RECORDS PROVIDED –
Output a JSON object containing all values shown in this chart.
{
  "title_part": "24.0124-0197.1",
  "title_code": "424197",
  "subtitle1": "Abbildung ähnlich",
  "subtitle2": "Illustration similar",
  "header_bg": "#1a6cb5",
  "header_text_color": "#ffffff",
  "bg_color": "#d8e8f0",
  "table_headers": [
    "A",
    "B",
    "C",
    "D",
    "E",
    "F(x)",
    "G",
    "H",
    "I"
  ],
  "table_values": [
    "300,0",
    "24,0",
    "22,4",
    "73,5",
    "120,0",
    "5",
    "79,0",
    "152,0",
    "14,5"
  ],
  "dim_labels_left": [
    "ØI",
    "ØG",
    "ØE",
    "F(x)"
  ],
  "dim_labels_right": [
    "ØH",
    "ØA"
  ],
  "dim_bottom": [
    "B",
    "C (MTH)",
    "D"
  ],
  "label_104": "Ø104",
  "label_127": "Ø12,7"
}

THE PROBLEM – Repeat each record exactly. Omit nothing.

EXPECTED ANSWER –
Output a JSON object containing all values shown in this chart.
{
  "title_part": "24.0124-0197.1",
  "title_code": "424197",
  "subtitle1": "Abbildung ähnlich",
  "subtitle2": "Illustration similar",
  "header_bg": "#1a6cb5",
  "header_text_color": "#ffffff",
  "bg_color": "#d8e8f0",
  "table_headers": [
    "A",
    "B",
    "C",
    "D",
    "E",
    "F(x)",
    "G",
    "H",
    "I"
  ],
  "table_values": [
    "300,0",
    "24,0",
    "22,4",
    "73,5",
    "120,0",
    "5",
    "79,0",
    "152,0",
    "14,5"
  ],
  "dim_labels_left": [
    "ØI",
    "ØG",
    "ØE",
    "F(x)"
  ],
  "dim_labels_right": [
    "ØH",
    "ØA"
  ],
  "dim_bottom": [
    "B",
    "C (MTH)",
    "D"
  ],
  "label_104": "Ø104",
  "label_127": "Ø12,7"
}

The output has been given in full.